On 7 September 2017 an agreement was made between EU foreign affairs ministers to move forward with PESCO with 10 initial projects. The agreement was signed on 13 November by 23 of the 28 member states. Ireland and Portugal notified the High Representative and the Council of the European Union of their desire to join PESCO on 7 December 2017. Denmark did not originally participate as it had an opt-out from the Common Security and Defence Policy, nor did the United Kingdom, which withdrew from the EU in 2020. Malta opted-out as well.

However, following the Russian invasion of Ukraine in February 2022, the Danish parliament adopted a proposal in favour of Denmark participating in the Common Security and Defence Policy, including the European Defence Agency and PESCO, on 8 April 2022. Danish voters approved ending the opt-out in a 1 June 2022 referendum, which became effective 1 July. Subsequently, Denmark proceeded to consider participating in PESCO, which was approved by Parliament in March 2023. The Council of the EU approved Denmark joining PESCO on 23 May 2023.

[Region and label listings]
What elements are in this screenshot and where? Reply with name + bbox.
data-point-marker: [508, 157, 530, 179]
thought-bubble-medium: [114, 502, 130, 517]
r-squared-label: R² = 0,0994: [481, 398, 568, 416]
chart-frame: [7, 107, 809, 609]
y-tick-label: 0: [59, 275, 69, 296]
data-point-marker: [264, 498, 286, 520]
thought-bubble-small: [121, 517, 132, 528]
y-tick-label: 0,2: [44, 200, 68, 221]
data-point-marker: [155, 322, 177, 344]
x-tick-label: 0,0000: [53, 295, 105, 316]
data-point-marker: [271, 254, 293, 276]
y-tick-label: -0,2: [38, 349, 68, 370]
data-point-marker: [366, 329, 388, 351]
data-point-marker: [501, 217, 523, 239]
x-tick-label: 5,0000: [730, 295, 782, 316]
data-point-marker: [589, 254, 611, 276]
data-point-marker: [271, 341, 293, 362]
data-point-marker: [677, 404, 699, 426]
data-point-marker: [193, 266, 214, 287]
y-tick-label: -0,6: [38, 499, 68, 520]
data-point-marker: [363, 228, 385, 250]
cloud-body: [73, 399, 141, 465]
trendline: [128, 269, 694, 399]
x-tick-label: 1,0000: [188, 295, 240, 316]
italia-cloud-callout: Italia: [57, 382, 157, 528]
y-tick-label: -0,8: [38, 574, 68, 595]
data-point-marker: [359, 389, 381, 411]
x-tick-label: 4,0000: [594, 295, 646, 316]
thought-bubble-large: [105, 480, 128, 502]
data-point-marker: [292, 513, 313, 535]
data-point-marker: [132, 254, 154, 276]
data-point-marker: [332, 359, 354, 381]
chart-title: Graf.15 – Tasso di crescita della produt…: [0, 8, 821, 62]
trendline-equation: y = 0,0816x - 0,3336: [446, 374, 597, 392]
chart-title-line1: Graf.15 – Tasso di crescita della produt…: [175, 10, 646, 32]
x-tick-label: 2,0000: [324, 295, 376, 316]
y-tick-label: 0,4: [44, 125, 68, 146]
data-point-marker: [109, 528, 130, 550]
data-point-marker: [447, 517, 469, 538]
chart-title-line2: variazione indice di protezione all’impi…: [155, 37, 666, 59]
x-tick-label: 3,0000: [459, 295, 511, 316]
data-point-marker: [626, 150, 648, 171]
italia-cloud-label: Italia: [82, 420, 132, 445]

**Problems**
1. Extract the rows from the first one up to and including the line containing "data-point-marker: [677, 404, 699, 426]", and reproduce those lines unchanged.
2. Extend the text on PESCO membership, picking up after its final sentence.

**Answers provided**
1.
What elements are in this screenshot and where? Reply with name + bbox.
data-point-marker: [508, 157, 530, 179]
thought-bubble-medium: [114, 502, 130, 517]
r-squared-label: R² = 0,0994: [481, 398, 568, 416]
chart-frame: [7, 107, 809, 609]
y-tick-label: 0: [59, 275, 69, 296]
data-point-marker: [264, 498, 286, 520]
thought-bubble-small: [121, 517, 132, 528]
y-tick-label: 0,2: [44, 200, 68, 221]
data-point-marker: [155, 322, 177, 344]
x-tick-label: 0,0000: [53, 295, 105, 316]
data-point-marker: [271, 254, 293, 276]
y-tick-label: -0,2: [38, 349, 68, 370]
data-point-marker: [366, 329, 388, 351]
data-point-marker: [501, 217, 523, 239]
x-tick-label: 5,0000: [730, 295, 782, 316]
data-point-marker: [589, 254, 611, 276]
data-point-marker: [271, 341, 293, 362]
data-point-marker: [677, 404, 699, 426]

2.
===Open Method of Coordination===

The Open Method of Coordination is a method of governance in the European Union, based on the voluntary cooperation of its member states. The open method rests on soft law mechanisms such as guidelines and indicators, benchmarking and sharing of best practice. This means that there are no official sanctions for laggards. Rather, the method's effectiveness relies on a form of peer pressure and naming and shaming, as no member state wants to be seen as the worst in a given policy area.

====Euro Plus Pact====

Euro Plus Pact participants

The Euro Plus Pact is an arrangement for cooperating in economic measures adopted on 25 March 2011 by the European Council through the Open Method of Coordination and includes as participants the Eurozone member states, plus Denmark, Poland and Romania.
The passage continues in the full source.